## [What you are asked to do]
List every line below containing "Ивеф".

= = =

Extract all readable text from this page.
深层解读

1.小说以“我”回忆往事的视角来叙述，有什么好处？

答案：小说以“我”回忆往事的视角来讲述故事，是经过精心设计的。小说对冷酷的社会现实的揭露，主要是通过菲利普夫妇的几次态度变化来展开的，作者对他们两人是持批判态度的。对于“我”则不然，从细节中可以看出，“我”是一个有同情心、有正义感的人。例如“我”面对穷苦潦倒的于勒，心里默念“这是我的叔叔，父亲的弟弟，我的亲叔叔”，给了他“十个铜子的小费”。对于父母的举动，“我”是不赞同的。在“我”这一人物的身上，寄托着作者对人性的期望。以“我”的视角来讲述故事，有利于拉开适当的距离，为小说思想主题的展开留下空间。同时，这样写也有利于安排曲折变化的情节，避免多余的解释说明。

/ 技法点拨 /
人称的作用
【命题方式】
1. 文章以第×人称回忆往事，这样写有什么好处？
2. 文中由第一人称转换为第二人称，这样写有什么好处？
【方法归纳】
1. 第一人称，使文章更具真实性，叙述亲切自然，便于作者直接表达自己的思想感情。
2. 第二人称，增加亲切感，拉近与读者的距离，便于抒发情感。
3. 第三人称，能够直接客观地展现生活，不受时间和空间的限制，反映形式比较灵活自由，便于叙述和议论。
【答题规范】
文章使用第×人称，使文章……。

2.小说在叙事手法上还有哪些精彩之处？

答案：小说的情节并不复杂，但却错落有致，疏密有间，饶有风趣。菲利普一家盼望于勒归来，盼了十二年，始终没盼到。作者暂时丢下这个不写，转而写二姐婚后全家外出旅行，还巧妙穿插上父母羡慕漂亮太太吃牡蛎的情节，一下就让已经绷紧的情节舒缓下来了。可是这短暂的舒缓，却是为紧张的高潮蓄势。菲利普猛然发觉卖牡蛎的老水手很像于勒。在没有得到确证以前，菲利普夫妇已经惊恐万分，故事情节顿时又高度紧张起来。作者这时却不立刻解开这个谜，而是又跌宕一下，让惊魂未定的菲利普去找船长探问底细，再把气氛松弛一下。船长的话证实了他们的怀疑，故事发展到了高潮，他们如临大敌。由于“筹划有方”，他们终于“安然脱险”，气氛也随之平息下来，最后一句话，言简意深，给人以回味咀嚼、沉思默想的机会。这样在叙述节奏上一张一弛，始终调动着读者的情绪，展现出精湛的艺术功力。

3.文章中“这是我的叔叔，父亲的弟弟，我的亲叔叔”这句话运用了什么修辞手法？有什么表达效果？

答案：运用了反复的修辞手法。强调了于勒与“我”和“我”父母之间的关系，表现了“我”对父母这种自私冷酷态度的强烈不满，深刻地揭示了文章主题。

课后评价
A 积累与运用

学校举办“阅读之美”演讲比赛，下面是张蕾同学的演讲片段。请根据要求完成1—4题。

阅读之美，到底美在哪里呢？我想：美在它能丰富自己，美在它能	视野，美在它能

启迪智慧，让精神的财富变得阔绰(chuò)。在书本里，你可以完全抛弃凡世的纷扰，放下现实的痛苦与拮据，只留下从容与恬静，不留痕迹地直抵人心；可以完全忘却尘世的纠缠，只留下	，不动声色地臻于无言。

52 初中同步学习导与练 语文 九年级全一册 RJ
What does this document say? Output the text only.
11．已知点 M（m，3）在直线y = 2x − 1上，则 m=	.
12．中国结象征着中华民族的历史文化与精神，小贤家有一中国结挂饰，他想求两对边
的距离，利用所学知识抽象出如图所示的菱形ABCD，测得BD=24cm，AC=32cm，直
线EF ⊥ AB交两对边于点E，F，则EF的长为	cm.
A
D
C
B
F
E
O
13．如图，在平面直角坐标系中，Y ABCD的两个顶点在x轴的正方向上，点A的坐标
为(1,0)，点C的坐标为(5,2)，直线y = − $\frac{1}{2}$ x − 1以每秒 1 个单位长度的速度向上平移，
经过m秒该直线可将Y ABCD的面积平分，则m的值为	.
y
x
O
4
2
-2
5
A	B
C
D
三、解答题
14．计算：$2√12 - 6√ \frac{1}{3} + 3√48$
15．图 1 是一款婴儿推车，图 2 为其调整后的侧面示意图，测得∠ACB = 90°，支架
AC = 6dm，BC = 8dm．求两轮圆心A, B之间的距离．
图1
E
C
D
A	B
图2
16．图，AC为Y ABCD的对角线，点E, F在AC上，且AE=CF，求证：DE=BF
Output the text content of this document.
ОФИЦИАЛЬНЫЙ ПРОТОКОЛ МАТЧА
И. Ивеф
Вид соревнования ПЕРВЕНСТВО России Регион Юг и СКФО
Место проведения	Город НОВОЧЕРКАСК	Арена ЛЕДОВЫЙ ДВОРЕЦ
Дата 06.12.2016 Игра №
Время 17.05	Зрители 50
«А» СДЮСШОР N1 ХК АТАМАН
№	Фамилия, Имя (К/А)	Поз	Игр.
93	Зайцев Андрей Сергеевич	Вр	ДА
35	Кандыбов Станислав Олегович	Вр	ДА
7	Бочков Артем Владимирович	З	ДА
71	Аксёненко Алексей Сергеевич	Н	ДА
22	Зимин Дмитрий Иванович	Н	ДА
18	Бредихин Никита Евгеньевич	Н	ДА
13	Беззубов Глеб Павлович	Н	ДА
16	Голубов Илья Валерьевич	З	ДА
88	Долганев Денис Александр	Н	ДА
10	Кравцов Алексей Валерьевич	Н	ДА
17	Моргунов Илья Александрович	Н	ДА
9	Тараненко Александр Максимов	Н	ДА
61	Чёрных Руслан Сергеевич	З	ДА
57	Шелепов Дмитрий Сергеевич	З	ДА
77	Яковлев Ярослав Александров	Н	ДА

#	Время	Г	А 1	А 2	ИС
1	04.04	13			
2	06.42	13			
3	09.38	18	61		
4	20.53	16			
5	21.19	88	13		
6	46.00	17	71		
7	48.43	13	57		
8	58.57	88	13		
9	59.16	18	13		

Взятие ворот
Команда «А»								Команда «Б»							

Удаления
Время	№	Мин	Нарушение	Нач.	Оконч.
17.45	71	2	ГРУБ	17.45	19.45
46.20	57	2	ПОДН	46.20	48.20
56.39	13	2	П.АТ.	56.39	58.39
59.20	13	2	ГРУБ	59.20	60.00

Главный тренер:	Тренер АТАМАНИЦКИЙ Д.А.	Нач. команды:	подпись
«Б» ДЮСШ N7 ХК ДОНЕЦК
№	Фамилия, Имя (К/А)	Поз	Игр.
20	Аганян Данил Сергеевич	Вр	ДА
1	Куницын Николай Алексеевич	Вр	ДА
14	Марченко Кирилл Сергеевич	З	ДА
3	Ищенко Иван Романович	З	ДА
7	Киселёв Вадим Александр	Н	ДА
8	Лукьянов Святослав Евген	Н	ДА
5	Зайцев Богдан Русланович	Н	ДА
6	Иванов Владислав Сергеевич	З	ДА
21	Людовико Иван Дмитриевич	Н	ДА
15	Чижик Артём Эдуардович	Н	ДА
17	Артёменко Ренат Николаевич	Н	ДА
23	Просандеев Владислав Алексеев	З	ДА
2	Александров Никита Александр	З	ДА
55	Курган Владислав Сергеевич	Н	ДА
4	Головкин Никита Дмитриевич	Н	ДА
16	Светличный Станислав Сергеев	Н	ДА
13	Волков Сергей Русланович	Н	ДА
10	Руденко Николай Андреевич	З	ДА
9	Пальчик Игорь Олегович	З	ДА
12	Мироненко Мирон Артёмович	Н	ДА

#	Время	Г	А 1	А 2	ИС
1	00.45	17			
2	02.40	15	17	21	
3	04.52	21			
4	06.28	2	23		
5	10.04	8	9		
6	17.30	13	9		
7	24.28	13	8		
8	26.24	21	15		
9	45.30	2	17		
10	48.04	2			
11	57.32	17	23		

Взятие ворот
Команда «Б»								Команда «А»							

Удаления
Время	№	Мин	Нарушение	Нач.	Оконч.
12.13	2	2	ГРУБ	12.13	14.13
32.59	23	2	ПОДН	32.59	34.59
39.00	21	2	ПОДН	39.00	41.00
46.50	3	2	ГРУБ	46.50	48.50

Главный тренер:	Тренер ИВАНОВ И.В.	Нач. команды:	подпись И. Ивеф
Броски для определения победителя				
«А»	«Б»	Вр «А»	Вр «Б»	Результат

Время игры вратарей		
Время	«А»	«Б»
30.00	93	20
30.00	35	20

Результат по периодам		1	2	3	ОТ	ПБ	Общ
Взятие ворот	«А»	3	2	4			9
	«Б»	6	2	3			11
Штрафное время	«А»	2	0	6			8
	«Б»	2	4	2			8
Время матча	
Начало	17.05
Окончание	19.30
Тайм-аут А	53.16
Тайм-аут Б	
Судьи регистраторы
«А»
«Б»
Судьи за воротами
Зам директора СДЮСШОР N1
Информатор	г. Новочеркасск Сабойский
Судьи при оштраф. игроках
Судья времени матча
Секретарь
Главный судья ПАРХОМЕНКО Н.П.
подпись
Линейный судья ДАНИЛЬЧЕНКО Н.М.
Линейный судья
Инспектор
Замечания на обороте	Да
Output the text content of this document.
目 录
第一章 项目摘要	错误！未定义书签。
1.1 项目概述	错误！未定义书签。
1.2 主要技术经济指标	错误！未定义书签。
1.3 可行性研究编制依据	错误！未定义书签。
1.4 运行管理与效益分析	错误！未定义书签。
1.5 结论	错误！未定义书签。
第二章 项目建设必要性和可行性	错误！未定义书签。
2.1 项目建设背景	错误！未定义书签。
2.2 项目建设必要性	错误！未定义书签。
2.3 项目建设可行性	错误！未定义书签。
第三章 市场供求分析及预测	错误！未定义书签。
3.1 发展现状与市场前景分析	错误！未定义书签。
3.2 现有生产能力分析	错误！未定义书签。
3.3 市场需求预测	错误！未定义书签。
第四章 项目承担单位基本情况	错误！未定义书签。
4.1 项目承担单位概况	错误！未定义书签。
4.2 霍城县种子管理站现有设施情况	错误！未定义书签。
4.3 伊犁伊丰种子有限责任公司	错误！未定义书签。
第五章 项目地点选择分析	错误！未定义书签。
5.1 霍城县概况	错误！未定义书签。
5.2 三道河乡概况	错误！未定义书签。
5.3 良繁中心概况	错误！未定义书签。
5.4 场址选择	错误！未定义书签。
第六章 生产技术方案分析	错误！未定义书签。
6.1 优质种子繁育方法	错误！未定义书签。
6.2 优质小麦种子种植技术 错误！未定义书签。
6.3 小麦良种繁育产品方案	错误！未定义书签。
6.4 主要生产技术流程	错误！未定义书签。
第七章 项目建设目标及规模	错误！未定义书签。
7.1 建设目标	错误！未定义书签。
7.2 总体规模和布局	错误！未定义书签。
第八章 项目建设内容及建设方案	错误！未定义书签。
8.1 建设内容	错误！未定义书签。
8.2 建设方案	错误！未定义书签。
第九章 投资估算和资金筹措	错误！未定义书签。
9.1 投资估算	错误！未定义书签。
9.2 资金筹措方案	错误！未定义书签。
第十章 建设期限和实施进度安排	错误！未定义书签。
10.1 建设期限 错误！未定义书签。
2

= = =

## [Solution]
И. Ивеф
Главный тренер:	Тренер ИВАНОВ И.В.	Нач. команды:	подпись И. Ивеф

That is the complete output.